Your objective >>
Look for the word "acumulado" in the entries below, then copy every line that has it.

Exercise materials >>
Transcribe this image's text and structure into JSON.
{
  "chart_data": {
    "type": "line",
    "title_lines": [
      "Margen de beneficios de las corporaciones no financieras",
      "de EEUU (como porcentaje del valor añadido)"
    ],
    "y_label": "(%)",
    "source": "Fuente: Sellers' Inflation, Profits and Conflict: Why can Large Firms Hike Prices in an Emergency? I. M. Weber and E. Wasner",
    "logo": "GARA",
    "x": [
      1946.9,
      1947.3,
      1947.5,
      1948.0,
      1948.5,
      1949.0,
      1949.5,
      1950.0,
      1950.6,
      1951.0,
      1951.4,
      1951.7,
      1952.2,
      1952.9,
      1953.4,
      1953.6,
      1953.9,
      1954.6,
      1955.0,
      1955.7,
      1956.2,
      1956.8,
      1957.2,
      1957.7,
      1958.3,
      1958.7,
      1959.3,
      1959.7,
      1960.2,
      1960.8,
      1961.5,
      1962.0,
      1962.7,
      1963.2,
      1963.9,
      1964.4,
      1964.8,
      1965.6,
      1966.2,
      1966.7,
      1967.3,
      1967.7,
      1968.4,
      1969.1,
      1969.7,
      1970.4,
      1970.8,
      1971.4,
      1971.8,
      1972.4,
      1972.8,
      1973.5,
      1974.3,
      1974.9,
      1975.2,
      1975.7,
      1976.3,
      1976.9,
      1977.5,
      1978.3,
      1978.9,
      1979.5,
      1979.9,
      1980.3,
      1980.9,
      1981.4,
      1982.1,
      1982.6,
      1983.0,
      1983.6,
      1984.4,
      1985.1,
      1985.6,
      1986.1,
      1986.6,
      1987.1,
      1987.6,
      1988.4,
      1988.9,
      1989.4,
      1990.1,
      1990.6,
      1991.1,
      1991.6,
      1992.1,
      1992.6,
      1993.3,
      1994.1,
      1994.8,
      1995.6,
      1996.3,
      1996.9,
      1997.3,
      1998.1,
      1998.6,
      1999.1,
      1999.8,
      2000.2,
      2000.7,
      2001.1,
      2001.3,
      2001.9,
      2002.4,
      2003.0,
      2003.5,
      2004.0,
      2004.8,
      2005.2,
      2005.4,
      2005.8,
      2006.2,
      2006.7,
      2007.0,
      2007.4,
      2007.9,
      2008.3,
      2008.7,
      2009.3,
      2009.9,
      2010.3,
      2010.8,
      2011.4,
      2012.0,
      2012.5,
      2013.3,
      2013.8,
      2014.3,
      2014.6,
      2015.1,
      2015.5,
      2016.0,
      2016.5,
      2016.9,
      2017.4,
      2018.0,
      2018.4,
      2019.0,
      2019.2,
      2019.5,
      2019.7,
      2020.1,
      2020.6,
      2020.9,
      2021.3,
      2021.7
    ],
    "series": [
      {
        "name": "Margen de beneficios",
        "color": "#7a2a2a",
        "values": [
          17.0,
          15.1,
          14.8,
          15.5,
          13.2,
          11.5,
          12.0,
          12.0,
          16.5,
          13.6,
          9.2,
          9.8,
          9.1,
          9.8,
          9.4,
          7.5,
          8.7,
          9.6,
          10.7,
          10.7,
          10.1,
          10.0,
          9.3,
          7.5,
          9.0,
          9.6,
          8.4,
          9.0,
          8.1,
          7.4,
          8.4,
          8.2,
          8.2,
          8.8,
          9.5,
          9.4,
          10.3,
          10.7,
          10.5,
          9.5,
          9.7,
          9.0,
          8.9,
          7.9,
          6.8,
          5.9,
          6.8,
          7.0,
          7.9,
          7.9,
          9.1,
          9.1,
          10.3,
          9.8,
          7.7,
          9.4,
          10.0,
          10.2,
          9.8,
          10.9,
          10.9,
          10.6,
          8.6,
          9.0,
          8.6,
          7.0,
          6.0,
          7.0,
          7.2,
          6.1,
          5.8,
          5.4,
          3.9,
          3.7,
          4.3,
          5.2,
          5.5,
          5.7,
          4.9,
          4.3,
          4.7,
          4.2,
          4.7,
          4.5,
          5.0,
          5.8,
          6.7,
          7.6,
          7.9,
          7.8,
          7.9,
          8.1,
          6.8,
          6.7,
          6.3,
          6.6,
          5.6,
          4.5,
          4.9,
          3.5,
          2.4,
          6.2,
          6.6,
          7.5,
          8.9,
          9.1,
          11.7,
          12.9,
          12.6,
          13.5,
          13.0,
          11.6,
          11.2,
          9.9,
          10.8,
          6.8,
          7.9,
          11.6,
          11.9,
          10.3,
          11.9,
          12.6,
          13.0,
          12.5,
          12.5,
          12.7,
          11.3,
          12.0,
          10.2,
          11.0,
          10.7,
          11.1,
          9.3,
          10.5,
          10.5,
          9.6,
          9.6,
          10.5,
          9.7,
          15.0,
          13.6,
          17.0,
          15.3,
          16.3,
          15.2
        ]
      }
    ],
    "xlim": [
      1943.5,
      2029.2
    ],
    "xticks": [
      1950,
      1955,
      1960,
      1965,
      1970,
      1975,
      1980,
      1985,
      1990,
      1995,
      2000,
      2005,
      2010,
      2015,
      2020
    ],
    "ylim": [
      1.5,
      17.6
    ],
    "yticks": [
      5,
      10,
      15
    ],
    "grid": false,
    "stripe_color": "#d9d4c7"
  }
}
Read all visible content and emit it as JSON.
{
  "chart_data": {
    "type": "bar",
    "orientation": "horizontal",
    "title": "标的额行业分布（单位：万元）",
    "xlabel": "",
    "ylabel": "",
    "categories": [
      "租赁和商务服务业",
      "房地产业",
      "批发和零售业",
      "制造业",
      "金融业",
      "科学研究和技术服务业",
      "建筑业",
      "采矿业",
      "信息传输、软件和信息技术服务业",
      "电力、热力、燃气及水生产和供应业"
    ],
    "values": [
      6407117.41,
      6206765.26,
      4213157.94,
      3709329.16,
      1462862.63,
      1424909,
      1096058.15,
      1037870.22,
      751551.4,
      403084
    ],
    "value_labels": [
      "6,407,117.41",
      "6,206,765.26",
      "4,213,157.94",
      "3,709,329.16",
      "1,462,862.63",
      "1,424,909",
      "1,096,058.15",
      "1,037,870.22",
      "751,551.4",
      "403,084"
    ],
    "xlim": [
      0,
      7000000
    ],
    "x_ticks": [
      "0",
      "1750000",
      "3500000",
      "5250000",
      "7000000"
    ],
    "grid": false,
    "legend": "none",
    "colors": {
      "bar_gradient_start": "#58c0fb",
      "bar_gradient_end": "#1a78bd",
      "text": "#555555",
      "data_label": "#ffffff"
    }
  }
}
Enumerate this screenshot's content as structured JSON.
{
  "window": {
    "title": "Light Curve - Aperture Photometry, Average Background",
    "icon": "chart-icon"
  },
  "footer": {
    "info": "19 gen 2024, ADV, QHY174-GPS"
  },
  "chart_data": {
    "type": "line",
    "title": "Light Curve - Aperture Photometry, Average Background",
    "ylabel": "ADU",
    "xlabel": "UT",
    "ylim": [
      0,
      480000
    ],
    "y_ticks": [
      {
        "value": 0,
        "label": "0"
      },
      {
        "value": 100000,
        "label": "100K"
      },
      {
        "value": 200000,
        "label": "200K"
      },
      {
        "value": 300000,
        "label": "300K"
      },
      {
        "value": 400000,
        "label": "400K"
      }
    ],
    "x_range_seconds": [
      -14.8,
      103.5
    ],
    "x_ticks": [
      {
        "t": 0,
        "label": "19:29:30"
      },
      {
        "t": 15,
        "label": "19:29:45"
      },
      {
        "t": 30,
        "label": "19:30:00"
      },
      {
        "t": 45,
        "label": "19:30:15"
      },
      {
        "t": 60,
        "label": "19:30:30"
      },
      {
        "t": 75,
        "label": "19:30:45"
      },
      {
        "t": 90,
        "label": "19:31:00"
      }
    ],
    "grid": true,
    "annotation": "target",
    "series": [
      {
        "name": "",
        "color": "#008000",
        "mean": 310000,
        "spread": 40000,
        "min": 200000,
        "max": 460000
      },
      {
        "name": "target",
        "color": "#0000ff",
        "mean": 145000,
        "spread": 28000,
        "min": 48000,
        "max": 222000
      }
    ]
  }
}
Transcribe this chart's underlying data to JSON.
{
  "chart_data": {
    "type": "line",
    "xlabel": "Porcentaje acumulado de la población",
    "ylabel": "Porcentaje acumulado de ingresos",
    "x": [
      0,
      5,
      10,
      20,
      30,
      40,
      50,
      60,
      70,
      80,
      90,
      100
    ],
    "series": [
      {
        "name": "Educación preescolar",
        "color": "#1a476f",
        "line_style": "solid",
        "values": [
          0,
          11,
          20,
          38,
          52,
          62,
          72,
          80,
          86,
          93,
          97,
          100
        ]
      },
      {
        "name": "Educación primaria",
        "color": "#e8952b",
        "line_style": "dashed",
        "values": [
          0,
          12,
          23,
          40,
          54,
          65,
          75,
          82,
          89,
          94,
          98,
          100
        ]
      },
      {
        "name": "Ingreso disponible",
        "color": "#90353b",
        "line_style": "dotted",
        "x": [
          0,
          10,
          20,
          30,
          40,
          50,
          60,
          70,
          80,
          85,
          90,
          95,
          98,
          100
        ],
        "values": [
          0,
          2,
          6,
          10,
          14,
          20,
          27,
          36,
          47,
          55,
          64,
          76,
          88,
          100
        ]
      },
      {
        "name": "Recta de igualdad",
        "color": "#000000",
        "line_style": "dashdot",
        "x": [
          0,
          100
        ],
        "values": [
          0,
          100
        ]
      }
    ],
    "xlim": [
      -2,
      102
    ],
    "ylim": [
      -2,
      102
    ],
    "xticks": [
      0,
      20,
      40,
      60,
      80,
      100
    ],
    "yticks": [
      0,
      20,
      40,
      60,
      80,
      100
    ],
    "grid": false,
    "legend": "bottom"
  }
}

Output >>
    "xlabel": "Porcentaje acumulado de la población",
    "ylabel": "Porcentaje acumulado de ingresos",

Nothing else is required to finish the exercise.